— start of Supplied material —

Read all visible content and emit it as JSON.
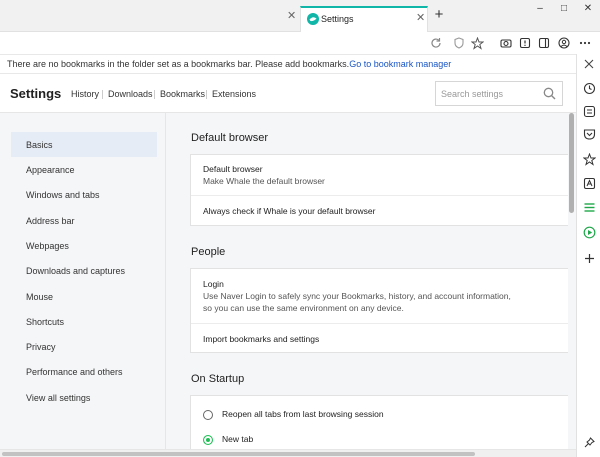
{
  "browser": {
    "active_tab_title": "Settings",
    "new_tab_label": "+",
    "window_controls": {
      "minimize": "–",
      "maximize": "□",
      "close": "✕"
    },
    "accent_color": "#10b6a8"
  },
  "bookmark_bar": {
    "message": "There are no bookmarks in the folder set as a bookmarks bar. Please add bookmarks.",
    "link": "Go to bookmark manager"
  },
  "header": {
    "title": "Settings",
    "nav": [
      "History",
      "Downloads",
      "Bookmarks",
      "Extensions"
    ],
    "search_placeholder": "Search settings"
  },
  "sidebar": {
    "items": [
      {
        "label": "Basics",
        "active": true
      },
      {
        "label": "Appearance"
      },
      {
        "label": "Windows and tabs"
      },
      {
        "label": "Address bar"
      },
      {
        "label": "Webpages"
      },
      {
        "label": "Downloads and captures"
      },
      {
        "label": "Mouse"
      },
      {
        "label": "Shortcuts"
      },
      {
        "label": "Privacy"
      },
      {
        "label": "Performance and others"
      },
      {
        "label": "View all settings"
      }
    ]
  },
  "sections": {
    "default_browser": {
      "title": "Default browser",
      "item_title": "Default browser",
      "item_desc": "Make Whale the default browser",
      "check_label": "Always check if Whale is your default browser"
    },
    "people": {
      "title": "People",
      "login_title": "Login",
      "login_desc_1": "Use Naver Login to safely sync your Bookmarks, history, and account information,",
      "login_desc_2": "so you can use the same environment on any device.",
      "import_label": "Import bookmarks and settings"
    },
    "startup": {
      "title": "On Startup",
      "options": [
        {
          "label": "Reopen all tabs from last browsing session",
          "checked": false
        },
        {
          "label": "New tab",
          "checked": true
        }
      ]
    }
  }
}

— end of Supplied material —

Search the lines for the string "tabs" and copy every line that has it.

- _Solved exercise_
        "label": "Windows and tabs"
          "label": "Reopen all tabs from last browsing session",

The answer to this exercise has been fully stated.